* **Given exercise**: Reproduce the records verbatim, starting at their first line and stopping after the line that contains "The impedance 136 is at (377, 294).", with both of those lines included.

(begin)

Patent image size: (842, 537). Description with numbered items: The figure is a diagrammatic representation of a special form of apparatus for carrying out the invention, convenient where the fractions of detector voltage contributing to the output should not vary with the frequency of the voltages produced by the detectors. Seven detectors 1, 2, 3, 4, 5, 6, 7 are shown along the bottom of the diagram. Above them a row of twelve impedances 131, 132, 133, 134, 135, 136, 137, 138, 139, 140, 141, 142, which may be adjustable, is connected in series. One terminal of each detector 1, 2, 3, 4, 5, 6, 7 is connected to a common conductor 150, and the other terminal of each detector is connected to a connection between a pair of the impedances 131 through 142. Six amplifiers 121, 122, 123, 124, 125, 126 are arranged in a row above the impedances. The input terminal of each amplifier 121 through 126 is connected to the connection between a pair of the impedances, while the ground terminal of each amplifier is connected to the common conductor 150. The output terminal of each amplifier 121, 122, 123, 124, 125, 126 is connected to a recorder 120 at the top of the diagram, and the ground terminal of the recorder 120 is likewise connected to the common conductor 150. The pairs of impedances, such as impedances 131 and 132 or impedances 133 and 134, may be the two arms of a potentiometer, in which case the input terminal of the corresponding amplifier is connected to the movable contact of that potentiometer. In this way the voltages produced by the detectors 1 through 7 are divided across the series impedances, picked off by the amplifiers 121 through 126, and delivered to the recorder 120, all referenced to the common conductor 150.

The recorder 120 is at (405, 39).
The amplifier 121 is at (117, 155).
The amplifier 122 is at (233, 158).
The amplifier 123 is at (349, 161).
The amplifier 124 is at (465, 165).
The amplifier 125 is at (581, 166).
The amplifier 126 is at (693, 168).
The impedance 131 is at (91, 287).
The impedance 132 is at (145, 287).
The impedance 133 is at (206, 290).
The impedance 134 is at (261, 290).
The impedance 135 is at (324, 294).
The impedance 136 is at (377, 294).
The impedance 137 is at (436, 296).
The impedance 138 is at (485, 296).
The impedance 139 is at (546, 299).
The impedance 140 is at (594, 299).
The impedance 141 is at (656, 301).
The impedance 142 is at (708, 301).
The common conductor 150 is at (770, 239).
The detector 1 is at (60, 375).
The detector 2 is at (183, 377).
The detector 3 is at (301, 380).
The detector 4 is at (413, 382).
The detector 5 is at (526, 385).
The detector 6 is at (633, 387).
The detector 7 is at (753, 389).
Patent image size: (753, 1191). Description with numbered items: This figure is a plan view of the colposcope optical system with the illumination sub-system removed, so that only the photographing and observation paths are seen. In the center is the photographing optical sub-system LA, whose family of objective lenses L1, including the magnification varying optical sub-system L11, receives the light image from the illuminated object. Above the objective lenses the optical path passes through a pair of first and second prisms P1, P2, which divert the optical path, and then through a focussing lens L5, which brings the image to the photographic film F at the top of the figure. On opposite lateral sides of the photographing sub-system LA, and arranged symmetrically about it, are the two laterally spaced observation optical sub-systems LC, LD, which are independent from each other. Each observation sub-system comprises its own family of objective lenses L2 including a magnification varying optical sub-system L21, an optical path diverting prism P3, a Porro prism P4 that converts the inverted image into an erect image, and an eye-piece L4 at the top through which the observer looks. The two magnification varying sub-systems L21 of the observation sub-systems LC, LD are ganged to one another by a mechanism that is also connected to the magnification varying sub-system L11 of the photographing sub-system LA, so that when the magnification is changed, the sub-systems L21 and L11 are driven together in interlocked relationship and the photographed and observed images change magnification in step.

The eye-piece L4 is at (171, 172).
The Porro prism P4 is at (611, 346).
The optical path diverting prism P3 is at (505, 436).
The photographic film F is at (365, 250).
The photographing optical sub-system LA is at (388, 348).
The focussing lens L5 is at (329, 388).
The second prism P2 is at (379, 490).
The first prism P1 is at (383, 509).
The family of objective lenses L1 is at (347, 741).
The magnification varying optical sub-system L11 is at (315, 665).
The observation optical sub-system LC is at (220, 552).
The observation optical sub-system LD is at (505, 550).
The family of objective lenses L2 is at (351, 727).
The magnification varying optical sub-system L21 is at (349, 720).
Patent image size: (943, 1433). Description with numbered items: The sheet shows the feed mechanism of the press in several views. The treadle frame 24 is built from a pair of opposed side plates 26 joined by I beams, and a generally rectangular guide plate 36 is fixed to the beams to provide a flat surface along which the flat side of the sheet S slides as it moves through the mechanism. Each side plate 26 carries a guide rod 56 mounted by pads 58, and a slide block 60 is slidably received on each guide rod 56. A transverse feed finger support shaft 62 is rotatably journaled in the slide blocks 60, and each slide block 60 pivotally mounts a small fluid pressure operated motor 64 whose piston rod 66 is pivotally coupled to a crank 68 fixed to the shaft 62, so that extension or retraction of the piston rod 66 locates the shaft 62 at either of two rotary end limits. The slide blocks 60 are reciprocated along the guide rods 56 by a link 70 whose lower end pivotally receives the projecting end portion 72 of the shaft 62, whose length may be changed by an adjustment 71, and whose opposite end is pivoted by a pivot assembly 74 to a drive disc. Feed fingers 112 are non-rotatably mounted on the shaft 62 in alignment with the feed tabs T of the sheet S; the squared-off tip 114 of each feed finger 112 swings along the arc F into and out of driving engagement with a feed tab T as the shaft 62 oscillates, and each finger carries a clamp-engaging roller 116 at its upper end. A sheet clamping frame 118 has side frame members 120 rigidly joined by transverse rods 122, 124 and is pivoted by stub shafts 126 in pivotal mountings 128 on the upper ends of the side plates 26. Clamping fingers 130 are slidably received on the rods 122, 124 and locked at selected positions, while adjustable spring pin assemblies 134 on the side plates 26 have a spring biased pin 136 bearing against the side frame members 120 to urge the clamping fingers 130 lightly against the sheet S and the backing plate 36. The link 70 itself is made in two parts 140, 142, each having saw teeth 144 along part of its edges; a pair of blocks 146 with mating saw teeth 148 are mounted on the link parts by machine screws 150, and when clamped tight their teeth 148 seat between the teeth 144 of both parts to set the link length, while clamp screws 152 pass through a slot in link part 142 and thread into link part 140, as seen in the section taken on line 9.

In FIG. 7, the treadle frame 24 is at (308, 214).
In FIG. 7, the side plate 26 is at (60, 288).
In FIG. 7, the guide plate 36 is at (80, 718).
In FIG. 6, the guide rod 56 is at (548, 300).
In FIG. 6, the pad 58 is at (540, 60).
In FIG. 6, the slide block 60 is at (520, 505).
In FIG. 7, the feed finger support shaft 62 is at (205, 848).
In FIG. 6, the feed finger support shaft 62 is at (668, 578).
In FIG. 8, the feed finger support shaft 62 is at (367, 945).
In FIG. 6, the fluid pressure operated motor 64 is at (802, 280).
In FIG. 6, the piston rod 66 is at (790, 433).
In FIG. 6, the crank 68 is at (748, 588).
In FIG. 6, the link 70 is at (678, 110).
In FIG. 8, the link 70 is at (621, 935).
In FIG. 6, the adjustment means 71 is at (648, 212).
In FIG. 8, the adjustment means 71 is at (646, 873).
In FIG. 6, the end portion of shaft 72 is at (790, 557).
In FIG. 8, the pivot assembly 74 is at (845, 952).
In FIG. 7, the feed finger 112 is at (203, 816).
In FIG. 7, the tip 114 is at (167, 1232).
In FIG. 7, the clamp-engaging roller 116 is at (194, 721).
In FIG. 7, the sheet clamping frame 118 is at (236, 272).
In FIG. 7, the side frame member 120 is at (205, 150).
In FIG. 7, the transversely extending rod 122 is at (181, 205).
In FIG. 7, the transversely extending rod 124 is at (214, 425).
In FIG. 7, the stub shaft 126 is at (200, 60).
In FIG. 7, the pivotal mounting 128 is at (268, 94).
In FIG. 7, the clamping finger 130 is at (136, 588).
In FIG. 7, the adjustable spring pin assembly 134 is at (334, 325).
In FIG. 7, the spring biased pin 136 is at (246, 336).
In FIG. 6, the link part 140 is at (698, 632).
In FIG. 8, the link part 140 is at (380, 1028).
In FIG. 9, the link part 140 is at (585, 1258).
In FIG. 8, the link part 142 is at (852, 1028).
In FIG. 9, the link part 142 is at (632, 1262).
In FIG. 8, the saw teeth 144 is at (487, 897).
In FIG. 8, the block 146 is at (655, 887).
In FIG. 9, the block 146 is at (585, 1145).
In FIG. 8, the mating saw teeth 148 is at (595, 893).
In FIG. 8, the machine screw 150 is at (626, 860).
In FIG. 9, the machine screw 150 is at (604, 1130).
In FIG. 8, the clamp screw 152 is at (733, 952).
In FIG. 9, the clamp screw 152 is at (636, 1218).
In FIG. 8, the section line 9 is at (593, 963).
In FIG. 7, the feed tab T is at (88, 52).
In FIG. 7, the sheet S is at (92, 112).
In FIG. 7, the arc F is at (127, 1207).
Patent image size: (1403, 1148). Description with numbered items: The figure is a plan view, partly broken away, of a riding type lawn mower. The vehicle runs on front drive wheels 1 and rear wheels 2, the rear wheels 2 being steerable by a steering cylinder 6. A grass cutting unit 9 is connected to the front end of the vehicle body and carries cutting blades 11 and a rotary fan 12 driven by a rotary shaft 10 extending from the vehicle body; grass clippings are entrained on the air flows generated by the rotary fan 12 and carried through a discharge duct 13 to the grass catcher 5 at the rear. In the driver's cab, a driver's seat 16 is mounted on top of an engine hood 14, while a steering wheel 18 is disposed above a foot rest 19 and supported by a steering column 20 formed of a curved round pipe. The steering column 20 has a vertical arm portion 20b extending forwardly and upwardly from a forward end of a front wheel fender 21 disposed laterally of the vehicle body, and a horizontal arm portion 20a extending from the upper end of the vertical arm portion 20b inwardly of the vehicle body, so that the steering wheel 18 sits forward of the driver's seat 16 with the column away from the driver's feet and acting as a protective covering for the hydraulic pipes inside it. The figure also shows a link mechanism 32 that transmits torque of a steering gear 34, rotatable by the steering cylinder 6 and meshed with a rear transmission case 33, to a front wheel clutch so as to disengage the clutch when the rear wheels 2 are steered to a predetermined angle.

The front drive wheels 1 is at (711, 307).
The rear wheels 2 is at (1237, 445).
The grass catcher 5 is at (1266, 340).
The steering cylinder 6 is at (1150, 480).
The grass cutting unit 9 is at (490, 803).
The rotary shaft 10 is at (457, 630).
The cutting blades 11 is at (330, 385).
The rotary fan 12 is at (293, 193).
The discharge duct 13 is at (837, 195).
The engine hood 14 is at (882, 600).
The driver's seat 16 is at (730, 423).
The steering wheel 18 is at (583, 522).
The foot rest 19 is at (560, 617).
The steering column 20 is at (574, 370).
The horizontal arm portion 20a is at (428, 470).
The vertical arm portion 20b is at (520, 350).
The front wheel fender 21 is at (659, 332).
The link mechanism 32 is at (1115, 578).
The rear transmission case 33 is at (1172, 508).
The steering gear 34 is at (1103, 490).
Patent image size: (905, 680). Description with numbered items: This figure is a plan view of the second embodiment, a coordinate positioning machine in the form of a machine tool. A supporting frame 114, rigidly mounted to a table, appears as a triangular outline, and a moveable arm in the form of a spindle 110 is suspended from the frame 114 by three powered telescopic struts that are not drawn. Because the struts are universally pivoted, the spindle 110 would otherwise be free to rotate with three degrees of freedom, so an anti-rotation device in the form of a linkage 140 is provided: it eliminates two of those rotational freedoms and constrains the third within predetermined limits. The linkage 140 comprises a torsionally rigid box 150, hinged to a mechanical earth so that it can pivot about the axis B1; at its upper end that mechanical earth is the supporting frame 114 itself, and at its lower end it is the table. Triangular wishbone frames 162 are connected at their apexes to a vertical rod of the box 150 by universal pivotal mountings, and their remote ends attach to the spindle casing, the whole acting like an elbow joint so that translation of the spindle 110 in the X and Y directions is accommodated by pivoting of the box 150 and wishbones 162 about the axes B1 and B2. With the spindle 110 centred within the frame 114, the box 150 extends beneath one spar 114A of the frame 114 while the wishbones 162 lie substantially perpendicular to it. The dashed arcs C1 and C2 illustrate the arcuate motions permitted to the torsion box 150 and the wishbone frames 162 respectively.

(end)

* **Task solution**:
Patent image size: (842, 537). Description with numbered items: The figure is a diagrammatic representation of a special form of apparatus for carrying out the invention, convenient where the fractions of detector voltage contributing to the output should not vary with the frequency of the voltages produced by the detectors. Seven detectors 1, 2, 3, 4, 5, 6, 7 are shown along the bottom of the diagram. Above them a row of twelve impedances 131, 132, 133, 134, 135, 136, 137, 138, 139, 140, 141, 142, which may be adjustable, is connected in series. One terminal of each detector 1, 2, 3, 4, 5, 6, 7 is connected to a common conductor 150, and the other terminal of each detector is connected to a connection between a pair of the impedances 131 through 142. Six amplifiers 121, 122, 123, 124, 125, 126 are arranged in a row above the impedances. The input terminal of each amplifier 121 through 126 is connected to the connection between a pair of the impedances, while the ground terminal of each amplifier is connected to the common conductor 150. The output terminal of each amplifier 121, 122, 123, 124, 125, 126 is connected to a recorder 120 at the top of the diagram, and the ground terminal of the recorder 120 is likewise connected to the common conductor 150. The pairs of impedances, such as impedances 131 and 132 or impedances 133 and 134, may be the two arms of a potentiometer, in which case the input terminal of the corresponding amplifier is connected to the movable contact of that potentiometer. In this way the voltages produced by the detectors 1 through 7 are divided across the series impedances, picked off by the amplifiers 121 through 126, and delivered to the recorder 120, all referenced to the common conductor 150.

The recorder 120 is at (405, 39).
The amplifier 121 is at (117, 155).
The amplifier 122 is at (233, 158).
The amplifier 123 is at (349, 161).
The amplifier 124 is at (465, 165).
The amplifier 125 is at (581, 166).
The amplifier 126 is at (693, 168).
The impedance 131 is at (91, 287).
The impedance 132 is at (145, 287).
The impedance 133 is at (206, 290).
The impedance 134 is at (261, 290).
The impedance 135 is at (324, 294).
The impedance 136 is at (377, 294).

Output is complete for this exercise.